Set exercise: Beneath this task is a listing. State how many of its lines include the string "monde", giving nothing but the number.

Records for the exercise:
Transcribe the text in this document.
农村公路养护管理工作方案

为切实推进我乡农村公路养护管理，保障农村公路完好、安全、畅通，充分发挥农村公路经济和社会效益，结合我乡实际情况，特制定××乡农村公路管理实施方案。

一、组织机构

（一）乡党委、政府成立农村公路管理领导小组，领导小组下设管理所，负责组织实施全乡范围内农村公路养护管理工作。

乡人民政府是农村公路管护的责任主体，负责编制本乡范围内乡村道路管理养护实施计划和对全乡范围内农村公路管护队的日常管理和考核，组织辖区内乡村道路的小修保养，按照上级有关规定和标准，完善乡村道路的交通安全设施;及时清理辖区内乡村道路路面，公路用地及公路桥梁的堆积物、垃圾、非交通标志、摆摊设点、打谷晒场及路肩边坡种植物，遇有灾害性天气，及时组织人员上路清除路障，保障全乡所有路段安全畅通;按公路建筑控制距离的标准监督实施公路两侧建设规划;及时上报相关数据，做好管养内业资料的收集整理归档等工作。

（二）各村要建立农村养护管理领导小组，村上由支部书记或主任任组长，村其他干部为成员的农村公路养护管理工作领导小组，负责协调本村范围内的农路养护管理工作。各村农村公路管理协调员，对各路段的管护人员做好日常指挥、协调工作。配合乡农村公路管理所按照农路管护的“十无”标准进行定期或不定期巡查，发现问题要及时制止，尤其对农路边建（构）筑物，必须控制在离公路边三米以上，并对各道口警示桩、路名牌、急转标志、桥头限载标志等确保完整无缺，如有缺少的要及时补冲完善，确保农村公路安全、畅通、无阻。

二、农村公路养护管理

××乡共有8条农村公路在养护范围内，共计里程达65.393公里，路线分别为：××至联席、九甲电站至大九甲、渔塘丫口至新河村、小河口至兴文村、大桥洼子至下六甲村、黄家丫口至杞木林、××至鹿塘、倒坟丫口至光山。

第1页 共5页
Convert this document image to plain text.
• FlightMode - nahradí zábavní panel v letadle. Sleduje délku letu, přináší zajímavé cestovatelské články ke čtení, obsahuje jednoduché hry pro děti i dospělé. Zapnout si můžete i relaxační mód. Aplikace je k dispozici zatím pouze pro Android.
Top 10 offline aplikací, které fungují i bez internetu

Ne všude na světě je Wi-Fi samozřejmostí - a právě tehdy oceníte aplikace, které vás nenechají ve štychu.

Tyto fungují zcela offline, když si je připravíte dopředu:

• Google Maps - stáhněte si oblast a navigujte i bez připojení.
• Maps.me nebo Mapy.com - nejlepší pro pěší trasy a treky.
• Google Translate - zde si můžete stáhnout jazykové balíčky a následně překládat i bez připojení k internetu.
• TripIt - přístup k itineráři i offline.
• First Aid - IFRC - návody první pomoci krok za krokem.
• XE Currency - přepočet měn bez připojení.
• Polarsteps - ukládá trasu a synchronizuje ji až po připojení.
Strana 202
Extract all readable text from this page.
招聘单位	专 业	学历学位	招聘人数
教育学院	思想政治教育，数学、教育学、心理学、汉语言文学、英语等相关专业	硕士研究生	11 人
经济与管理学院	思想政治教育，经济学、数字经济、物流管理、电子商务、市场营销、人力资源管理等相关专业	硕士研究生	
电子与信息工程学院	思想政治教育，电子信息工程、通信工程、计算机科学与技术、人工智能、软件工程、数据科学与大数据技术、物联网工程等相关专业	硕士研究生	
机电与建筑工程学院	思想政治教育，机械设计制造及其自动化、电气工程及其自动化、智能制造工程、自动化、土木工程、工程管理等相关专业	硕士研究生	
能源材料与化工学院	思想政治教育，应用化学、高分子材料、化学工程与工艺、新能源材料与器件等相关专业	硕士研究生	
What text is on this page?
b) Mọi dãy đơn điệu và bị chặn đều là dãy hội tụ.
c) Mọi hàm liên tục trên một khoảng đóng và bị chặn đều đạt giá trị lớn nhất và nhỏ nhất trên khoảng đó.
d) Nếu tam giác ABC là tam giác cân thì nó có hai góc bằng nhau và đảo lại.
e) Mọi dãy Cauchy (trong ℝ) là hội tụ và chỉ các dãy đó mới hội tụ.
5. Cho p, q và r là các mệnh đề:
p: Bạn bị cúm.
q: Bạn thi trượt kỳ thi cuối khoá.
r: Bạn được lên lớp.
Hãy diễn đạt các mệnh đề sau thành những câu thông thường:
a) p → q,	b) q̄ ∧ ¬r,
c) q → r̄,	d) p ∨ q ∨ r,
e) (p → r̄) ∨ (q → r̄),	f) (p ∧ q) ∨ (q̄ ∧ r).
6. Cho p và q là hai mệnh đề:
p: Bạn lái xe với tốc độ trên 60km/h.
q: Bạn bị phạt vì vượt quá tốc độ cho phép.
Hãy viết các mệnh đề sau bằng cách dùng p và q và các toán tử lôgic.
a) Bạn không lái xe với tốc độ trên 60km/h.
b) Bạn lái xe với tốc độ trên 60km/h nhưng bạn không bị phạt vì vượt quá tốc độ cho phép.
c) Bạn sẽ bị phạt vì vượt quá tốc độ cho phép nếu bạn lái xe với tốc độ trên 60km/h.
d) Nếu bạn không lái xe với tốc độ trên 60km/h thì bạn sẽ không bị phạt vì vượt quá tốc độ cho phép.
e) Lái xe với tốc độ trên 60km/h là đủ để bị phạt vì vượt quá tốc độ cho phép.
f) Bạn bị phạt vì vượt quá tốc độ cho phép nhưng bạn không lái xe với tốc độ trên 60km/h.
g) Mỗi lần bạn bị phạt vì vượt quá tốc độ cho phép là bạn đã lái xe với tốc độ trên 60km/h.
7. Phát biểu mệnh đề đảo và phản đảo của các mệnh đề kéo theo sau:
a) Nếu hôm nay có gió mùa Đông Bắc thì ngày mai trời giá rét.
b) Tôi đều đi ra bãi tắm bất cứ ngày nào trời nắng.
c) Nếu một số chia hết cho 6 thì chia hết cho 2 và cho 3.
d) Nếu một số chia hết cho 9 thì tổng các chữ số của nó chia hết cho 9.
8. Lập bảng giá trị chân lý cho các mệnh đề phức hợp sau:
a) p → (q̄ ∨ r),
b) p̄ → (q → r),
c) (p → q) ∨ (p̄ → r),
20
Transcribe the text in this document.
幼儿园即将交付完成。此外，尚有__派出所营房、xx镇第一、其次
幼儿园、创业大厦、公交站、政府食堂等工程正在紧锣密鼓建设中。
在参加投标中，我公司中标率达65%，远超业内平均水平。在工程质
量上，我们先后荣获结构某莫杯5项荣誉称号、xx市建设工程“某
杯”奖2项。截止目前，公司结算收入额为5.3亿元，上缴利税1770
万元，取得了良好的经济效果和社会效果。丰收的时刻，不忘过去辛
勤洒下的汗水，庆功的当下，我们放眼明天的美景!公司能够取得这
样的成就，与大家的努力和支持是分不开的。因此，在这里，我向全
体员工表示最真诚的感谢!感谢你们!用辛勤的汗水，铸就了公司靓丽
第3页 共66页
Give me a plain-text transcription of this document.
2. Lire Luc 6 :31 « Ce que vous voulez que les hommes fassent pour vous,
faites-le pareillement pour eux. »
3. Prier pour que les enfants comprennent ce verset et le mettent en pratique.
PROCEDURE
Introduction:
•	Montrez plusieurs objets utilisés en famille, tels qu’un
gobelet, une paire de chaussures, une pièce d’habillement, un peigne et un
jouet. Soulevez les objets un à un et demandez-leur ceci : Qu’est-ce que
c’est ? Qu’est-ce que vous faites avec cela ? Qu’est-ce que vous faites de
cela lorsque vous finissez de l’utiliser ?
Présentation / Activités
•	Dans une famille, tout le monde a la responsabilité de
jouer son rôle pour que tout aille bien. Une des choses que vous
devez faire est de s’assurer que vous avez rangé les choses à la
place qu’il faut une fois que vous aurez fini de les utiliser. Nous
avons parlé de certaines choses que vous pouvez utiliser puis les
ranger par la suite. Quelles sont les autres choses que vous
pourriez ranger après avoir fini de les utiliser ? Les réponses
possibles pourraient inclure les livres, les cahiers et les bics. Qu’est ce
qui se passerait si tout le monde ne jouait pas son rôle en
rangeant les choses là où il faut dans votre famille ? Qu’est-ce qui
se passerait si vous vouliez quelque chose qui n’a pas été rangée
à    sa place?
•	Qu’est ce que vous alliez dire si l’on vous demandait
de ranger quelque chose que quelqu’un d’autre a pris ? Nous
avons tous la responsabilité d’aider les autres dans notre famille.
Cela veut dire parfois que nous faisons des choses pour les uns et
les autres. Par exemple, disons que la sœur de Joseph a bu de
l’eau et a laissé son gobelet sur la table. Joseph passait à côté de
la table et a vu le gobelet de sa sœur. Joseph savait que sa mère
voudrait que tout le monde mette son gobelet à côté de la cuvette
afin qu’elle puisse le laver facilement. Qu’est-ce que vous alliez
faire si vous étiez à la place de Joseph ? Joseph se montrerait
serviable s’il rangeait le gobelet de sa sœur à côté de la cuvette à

Solution for this exercise: 3